"""
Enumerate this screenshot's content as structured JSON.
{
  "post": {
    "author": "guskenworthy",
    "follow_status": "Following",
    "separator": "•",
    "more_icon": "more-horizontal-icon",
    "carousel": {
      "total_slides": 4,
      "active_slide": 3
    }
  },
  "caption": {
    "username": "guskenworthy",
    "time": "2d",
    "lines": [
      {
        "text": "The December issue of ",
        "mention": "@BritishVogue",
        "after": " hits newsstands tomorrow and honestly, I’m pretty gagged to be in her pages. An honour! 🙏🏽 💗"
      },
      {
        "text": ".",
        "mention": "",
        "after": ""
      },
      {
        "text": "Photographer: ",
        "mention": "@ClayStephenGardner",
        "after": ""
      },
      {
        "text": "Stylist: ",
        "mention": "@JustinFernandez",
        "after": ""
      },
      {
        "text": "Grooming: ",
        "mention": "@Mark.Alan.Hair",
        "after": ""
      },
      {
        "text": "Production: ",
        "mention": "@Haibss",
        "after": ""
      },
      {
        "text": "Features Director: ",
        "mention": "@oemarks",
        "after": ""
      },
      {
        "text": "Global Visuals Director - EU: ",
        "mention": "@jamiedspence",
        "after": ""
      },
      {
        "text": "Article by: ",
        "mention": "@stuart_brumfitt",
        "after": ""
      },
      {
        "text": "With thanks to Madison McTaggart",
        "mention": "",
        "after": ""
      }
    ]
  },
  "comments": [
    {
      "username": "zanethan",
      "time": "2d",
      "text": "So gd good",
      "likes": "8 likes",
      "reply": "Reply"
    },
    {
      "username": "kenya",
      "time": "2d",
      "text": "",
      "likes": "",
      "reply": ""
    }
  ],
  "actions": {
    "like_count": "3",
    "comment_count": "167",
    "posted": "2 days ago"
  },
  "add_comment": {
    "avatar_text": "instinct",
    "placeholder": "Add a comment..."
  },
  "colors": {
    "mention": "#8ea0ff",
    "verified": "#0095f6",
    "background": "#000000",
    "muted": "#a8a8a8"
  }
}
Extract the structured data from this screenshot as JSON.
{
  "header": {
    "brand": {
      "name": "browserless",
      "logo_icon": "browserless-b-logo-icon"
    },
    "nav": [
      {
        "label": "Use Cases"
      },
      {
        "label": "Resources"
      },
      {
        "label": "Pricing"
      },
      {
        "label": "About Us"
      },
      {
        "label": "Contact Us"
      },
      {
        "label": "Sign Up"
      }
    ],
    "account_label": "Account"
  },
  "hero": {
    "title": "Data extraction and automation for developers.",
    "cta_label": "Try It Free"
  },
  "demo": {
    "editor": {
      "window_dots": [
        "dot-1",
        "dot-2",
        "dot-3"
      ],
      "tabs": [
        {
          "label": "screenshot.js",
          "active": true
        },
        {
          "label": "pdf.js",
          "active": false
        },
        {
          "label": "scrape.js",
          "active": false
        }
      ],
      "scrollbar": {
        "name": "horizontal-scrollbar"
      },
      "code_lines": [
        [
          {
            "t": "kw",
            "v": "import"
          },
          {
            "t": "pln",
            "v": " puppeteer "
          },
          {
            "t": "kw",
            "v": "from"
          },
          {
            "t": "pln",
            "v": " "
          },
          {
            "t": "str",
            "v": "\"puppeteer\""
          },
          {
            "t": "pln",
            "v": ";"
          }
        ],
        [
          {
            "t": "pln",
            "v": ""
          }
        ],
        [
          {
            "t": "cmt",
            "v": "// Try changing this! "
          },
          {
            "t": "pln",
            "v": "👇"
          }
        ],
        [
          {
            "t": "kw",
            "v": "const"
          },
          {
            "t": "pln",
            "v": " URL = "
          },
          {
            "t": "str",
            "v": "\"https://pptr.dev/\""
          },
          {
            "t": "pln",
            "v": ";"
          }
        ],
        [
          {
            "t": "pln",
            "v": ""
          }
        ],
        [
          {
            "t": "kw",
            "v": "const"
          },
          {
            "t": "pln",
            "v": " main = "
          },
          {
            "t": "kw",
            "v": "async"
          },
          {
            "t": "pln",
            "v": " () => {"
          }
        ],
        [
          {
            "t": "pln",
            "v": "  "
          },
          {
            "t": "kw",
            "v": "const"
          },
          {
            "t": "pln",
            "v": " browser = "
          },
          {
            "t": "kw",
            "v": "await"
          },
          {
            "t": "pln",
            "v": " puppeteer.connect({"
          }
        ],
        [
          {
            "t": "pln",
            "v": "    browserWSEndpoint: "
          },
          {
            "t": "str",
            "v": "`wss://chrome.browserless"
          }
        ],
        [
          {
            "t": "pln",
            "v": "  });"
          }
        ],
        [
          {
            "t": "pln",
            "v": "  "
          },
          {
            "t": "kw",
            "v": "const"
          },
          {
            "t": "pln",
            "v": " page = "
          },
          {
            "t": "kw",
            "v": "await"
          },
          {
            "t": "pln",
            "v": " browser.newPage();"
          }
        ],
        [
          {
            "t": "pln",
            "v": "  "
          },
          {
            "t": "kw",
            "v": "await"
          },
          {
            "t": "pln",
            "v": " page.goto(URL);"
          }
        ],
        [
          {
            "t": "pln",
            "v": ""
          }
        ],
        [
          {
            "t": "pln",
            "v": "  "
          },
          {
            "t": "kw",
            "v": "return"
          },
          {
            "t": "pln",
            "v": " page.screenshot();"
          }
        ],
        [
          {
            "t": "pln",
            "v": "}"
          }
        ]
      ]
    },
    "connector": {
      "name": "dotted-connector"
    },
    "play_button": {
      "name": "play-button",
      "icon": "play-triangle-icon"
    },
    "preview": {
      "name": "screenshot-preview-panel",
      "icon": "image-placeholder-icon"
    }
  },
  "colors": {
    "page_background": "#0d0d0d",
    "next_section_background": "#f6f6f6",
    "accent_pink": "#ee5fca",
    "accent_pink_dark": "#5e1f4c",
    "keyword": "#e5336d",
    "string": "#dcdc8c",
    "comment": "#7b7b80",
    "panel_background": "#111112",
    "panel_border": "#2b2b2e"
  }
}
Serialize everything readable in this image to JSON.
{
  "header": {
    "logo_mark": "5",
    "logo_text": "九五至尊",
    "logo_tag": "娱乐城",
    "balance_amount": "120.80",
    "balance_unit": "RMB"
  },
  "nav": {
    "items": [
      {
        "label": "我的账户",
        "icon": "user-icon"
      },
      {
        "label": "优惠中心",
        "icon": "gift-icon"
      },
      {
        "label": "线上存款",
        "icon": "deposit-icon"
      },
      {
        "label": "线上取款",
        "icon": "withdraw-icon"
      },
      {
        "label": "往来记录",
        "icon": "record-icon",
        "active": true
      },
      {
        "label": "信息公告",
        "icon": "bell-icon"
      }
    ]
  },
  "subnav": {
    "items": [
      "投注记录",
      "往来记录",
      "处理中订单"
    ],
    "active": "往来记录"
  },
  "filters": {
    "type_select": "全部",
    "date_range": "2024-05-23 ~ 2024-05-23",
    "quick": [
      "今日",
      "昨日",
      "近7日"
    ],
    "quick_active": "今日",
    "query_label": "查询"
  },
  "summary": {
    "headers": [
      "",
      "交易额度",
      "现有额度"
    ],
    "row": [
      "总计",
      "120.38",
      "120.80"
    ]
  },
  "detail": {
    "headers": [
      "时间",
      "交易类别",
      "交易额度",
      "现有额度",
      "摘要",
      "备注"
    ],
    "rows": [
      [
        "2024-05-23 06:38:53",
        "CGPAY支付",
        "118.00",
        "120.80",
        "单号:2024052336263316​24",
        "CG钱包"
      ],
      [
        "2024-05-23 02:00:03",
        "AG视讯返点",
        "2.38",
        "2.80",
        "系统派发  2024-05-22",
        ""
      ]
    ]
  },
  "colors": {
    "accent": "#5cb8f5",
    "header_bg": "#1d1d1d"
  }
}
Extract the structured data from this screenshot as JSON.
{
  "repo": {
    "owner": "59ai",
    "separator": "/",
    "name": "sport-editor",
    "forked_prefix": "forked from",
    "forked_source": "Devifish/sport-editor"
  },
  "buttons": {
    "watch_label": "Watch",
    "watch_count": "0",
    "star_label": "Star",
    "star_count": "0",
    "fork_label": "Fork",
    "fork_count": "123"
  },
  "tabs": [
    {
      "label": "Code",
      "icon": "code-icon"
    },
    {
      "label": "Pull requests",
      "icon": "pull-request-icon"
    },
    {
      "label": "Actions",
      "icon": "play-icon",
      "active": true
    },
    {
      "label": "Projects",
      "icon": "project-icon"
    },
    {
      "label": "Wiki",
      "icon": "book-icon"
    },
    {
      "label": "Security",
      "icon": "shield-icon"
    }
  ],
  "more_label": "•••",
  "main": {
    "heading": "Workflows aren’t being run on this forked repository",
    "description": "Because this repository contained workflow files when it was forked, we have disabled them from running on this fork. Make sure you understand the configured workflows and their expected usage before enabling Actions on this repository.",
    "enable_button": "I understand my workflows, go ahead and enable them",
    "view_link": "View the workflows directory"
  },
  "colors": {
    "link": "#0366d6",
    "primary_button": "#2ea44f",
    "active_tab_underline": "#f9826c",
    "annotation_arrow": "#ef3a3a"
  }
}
"""
Lines containing the word "puppeteer" must all be returned from the material above.

→ EXERCISE RESPONSE:
            "v": " puppeteer "
            "v": "\"puppeteer\""
            "v": " puppeteer.connect({"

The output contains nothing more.